Exercise directions — Copy all the data exactly, except the pictures.

Supplied records —
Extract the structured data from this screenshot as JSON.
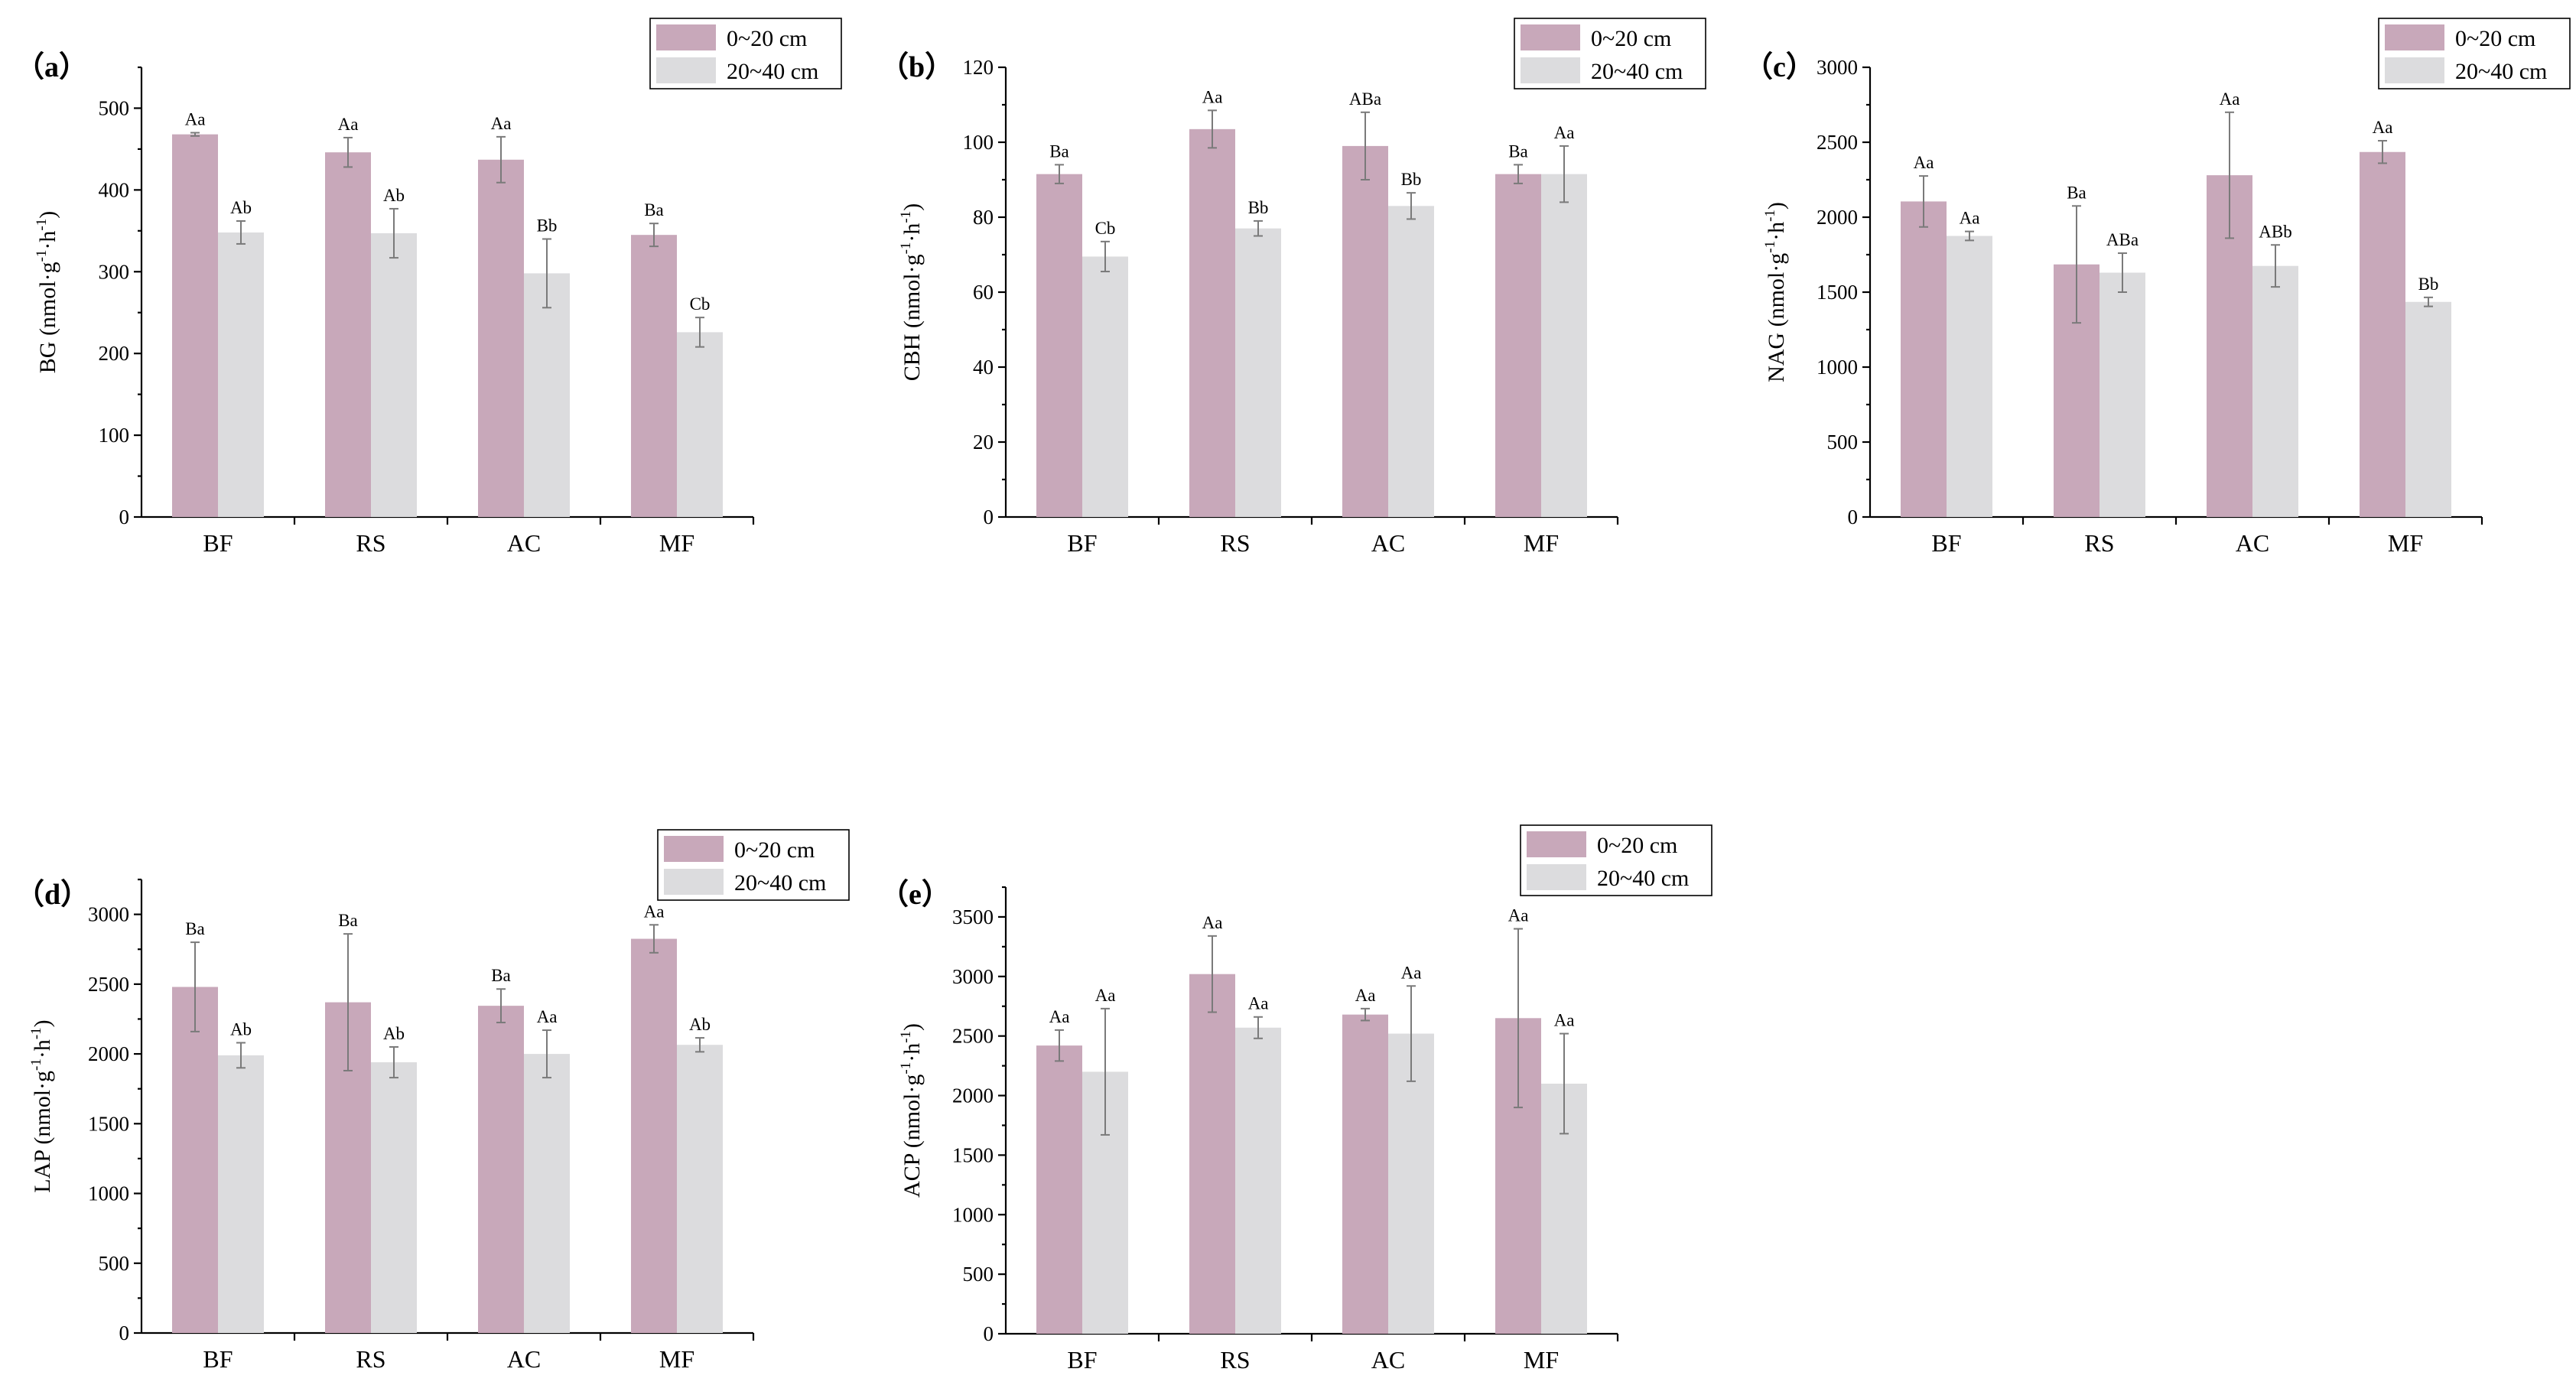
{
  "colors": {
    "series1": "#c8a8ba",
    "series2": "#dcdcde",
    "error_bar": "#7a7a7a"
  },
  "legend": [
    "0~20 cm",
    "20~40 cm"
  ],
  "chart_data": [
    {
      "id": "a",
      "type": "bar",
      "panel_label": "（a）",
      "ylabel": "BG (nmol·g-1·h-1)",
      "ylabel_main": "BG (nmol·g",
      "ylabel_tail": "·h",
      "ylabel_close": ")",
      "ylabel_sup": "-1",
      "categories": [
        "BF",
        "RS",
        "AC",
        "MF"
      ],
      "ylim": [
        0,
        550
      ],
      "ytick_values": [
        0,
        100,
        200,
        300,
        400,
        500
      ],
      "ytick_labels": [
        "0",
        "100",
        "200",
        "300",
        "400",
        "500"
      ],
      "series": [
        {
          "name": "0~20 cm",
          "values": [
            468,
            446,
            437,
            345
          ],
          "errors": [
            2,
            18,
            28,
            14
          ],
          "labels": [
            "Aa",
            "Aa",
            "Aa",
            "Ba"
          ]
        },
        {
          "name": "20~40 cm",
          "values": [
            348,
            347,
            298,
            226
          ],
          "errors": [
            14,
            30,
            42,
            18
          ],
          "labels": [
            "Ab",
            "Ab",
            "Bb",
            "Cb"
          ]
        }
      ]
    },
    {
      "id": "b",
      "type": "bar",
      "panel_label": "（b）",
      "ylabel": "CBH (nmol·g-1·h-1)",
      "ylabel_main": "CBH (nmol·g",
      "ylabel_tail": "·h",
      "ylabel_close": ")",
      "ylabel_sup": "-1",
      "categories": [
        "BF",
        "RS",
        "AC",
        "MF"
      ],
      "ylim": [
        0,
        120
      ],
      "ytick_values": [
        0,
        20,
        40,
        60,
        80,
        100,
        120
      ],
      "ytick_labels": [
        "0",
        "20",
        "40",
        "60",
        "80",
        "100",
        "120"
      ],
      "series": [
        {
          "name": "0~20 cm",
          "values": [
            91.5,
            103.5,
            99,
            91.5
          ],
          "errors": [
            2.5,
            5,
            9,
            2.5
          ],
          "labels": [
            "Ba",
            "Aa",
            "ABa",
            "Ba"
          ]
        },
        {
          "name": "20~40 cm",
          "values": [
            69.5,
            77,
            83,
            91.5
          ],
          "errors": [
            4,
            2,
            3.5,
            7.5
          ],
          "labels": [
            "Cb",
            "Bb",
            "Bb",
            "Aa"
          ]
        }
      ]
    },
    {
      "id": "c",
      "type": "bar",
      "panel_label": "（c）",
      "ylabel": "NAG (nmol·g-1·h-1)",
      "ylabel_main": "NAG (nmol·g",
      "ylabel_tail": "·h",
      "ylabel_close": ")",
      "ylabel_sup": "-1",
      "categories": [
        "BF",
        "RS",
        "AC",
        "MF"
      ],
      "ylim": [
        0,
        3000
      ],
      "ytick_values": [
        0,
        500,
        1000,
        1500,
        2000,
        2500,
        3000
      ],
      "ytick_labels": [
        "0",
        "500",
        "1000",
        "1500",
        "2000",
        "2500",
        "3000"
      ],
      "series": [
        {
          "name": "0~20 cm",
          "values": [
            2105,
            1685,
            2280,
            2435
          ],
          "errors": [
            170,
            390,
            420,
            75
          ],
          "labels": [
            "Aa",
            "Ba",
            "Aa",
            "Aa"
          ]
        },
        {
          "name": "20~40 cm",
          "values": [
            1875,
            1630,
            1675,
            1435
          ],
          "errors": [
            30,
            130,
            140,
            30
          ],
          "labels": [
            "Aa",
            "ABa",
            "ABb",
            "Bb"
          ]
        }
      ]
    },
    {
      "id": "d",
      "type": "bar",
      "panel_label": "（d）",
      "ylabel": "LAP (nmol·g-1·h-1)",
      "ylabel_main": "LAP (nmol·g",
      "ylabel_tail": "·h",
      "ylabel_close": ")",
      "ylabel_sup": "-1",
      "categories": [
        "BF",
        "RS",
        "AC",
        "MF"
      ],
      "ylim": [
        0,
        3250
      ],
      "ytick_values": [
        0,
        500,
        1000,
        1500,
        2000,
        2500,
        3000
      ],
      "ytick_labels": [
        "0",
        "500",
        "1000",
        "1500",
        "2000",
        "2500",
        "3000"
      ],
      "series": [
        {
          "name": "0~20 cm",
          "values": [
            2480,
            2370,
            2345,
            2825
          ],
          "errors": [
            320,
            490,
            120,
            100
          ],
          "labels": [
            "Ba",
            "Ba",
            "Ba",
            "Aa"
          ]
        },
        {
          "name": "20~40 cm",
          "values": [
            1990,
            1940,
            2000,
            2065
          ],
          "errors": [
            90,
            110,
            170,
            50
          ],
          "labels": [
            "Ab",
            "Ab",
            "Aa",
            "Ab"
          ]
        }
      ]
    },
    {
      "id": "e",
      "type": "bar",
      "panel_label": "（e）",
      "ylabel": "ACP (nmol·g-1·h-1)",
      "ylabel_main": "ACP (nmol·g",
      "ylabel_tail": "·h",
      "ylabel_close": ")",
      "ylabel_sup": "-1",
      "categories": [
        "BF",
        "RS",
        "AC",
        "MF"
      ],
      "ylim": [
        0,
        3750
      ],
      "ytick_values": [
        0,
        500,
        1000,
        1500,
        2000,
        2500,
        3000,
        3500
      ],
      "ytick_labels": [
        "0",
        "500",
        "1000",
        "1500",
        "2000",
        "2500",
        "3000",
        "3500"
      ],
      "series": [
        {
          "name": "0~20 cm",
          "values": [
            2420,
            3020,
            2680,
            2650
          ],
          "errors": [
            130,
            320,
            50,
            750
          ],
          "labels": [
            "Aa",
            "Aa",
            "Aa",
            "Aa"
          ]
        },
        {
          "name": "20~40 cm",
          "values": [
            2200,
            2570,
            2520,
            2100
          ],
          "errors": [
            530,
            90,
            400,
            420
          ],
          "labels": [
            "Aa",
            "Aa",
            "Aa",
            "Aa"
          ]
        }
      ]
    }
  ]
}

Correct answer —
Extract the structured data from this screenshot as JSON.
{
  "colors": {
    "series1": "#c8a8ba",
    "series2": "#dcdcde",
    "error_bar": "#7a7a7a"
  },
  "legend": [
    "0~20 cm",
    "20~40 cm"
  ],
  "chart_data": [
    {
      "id": "a",
      "type": "bar",
      "panel_label": "（a）",
      "ylabel": "BG (nmol·g-1·h-1)",
      "ylabel_main": "BG (nmol·g",
      "ylabel_tail": "·h",
      "ylabel_close": ")",
      "ylabel_sup": "-1",
      "categories": [
        "BF",
        "RS",
        "AC",
        "MF"
      ],
      "ylim": [
        0,
        550
      ],
      "ytick_values": [
        0,
        100,
        200,
        300,
        400,
        500
      ],
      "ytick_labels": [
        "0",
        "100",
        "200",
        "300",
        "400",
        "500"
      ],
      "series": [
        {
          "name": "0~20 cm",
          "values": [
            468,
            446,
            437,
            345
          ],
          "errors": [
            2,
            18,
            28,
            14
          ],
          "labels": [
            "Aa",
            "Aa",
            "Aa",
            "Ba"
          ]
        },
        {
          "name": "20~40 cm",
          "values": [
            348,
            347,
            298,
            226
          ],
          "errors": [
            14,
            30,
            42,
            18
          ],
          "labels": [
            "Ab",
            "Ab",
            "Bb",
            "Cb"
          ]
        }
      ]
    },
    {
      "id": "b",
      "type": "bar",
      "panel_label": "（b）",
      "ylabel": "CBH (nmol·g-1·h-1)",
      "ylabel_main": "CBH (nmol·g",
      "ylabel_tail": "·h",
      "ylabel_close": ")",
      "ylabel_sup": "-1",
      "categories": [
        "BF",
        "RS",
        "AC",
        "MF"
      ],
      "ylim": [
        0,
        120
      ],
      "ytick_values": [
        0,
        20,
        40,
        60,
        80,
        100,
        120
      ],
      "ytick_labels": [
        "0",
        "20",
        "40",
        "60",
        "80",
        "100",
        "120"
      ],
      "series": [
        {
          "name": "0~20 cm",
          "values": [
            91.5,
            103.5,
            99,
            91.5
          ],
          "errors": [
            2.5,
            5,
            9,
            2.5
          ],
          "labels": [
            "Ba",
            "Aa",
            "ABa",
            "Ba"
          ]
        },
        {
          "name": "20~40 cm",
          "values": [
            69.5,
            77,
            83,
            91.5
          ],
          "errors": [
            4,
            2,
            3.5,
            7.5
          ],
          "labels": [
            "Cb",
            "Bb",
            "Bb",
            "Aa"
          ]
        }
      ]
    },
    {
      "id": "c",
      "type": "bar",
      "panel_label": "（c）",
      "ylabel": "NAG (nmol·g-1·h-1)",
      "ylabel_main": "NAG (nmol·g",
      "ylabel_tail": "·h",
      "ylabel_close": ")",
      "ylabel_sup": "-1",
      "categories": [
        "BF",
        "RS",
        "AC",
        "MF"
      ],
      "ylim": [
        0,
        3000
      ],
      "ytick_values": [
        0,
        500,
        1000,
        1500,
        2000,
        2500,
        3000
      ],
      "ytick_labels": [
        "0",
        "500",
        "1000",
        "1500",
        "2000",
        "2500",
        "3000"
      ],
      "series": [
        {
          "name": "0~20 cm",
          "values": [
            2105,
            1685,
            2280,
            2435
          ],
          "errors": [
            170,
            390,
            420,
            75
          ],
          "labels": [
            "Aa",
            "Ba",
            "Aa",
            "Aa"
          ]
        },
        {
          "name": "20~40 cm",
          "values": [
            1875,
            1630,
            1675,
            1435
          ],
          "errors": [
            30,
            130,
            140,
            30
          ],
          "labels": [
            "Aa",
            "ABa",
            "ABb",
            "Bb"
          ]
        }
      ]
    },
    {
      "id": "d",
      "type": "bar",
      "panel_label": "（d）",
      "ylabel": "LAP (nmol·g-1·h-1)",
      "ylabel_main": "LAP (nmol·g",
      "ylabel_tail": "·h",
      "ylabel_close": ")",
      "ylabel_sup": "-1",
      "categories": [
        "BF",
        "RS",
        "AC",
        "MF"
      ],
      "ylim": [
        0,
        3250
      ],
      "ytick_values": [
        0,
        500,
        1000,
        1500,
        2000,
        2500,
        3000
      ],
      "ytick_labels": [
        "0",
        "500",
        "1000",
        "1500",
        "2000",
        "2500",
        "3000"
      ],
      "series": [
        {
          "name": "0~20 cm",
          "values": [
            2480,
            2370,
            2345,
            2825
          ],
          "errors": [
            320,
            490,
            120,
            100
          ],
          "labels": [
            "Ba",
            "Ba",
            "Ba",
            "Aa"
          ]
        },
        {
          "name": "20~40 cm",
          "values": [
            1990,
            1940,
            2000,
            2065
          ],
          "errors": [
            90,
            110,
            170,
            50
          ],
          "labels": [
            "Ab",
            "Ab",
            "Aa",
            "Ab"
          ]
        }
      ]
    },
    {
      "id": "e",
      "type": "bar",
      "panel_label": "（e）",
      "ylabel": "ACP (nmol·g-1·h-1)",
      "ylabel_main": "ACP (nmol·g",
      "ylabel_tail": "·h",
      "ylabel_close": ")",
      "ylabel_sup": "-1",
      "categories": [
        "BF",
        "RS",
        "AC",
        "MF"
      ],
      "ylim": [
        0,
        3750
      ],
      "ytick_values": [
        0,
        500,
        1000,
        1500,
        2000,
        2500,
        3000,
        3500
      ],
      "ytick_labels": [
        "0",
        "500",
        "1000",
        "1500",
        "2000",
        "2500",
        "3000",
        "3500"
      ],
      "series": [
        {
          "name": "0~20 cm",
          "values": [
            2420,
            3020,
            2680,
            2650
          ],
          "errors": [
            130,
            320,
            50,
            750
          ],
          "labels": [
            "Aa",
            "Aa",
            "Aa",
            "Aa"
          ]
        },
        {
          "name": "20~40 cm",
          "values": [
            2200,
            2570,
            2520,
            2100
          ],
          "errors": [
            530,
            90,
            400,
            420
          ],
          "labels": [
            "Aa",
            "Aa",
            "Aa",
            "Aa"
          ]
        }
      ]
    }
  ]
}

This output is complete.